OBJECTIVE:
Copy out each line of the listing that has the word "中国残疾人康复协会" in it.

++++ DATA TO PROCESS ++++

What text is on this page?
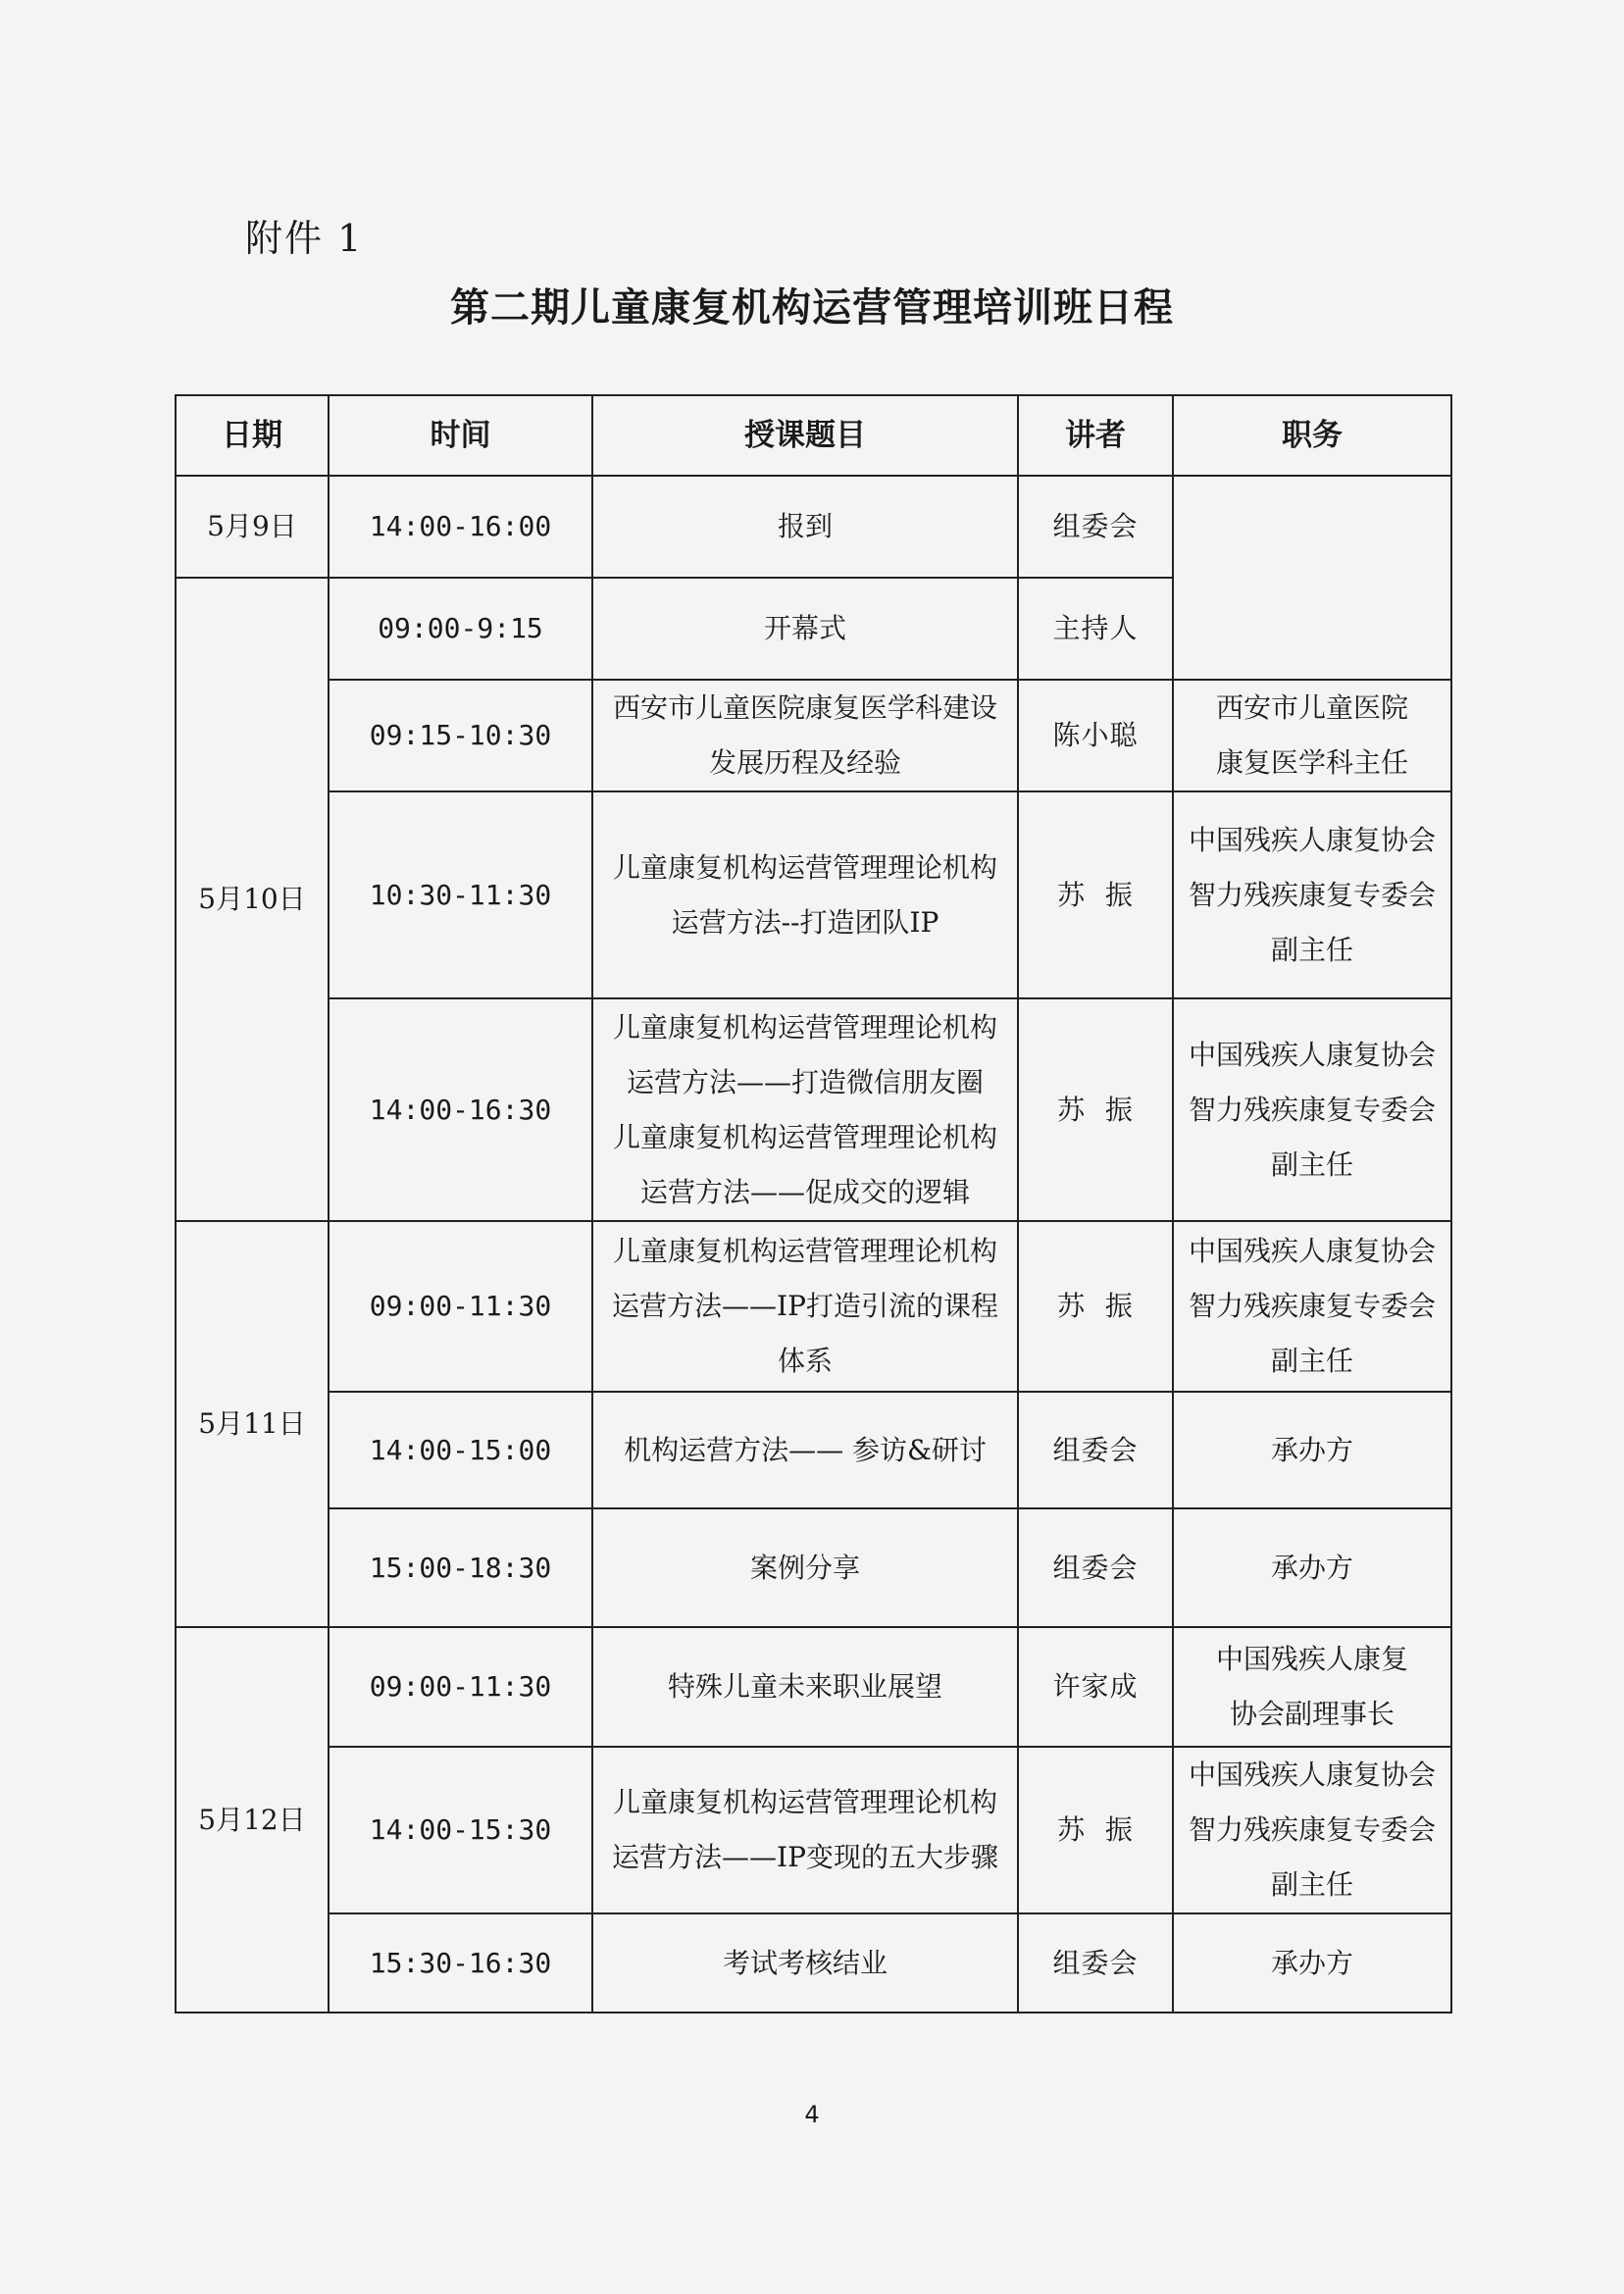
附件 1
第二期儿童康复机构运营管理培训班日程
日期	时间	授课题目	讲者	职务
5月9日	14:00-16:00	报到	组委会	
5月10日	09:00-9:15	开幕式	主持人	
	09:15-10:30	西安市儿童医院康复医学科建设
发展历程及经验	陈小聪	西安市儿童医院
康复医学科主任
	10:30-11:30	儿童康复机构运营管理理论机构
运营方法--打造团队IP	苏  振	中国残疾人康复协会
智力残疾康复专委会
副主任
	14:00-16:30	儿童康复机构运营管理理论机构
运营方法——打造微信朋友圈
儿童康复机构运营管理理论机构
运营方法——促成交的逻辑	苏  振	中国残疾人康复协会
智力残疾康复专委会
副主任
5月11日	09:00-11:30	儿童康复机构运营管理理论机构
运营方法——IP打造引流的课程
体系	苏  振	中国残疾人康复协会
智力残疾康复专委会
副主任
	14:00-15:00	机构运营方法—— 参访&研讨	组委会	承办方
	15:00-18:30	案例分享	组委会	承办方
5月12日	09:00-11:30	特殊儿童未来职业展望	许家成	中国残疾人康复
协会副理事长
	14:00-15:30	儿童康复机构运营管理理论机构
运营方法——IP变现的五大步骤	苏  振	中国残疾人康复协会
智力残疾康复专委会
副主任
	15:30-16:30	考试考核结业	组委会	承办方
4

++++

EXPECTED ANSWER:
运营方法--打造团队IP	苏  振	中国残疾人康复协会
运营方法——促成交的逻辑	苏  振	中国残疾人康复协会
体系	苏  振	中国残疾人康复协会
运营方法——IP变现的五大步骤	苏  振	中国残疾人康复协会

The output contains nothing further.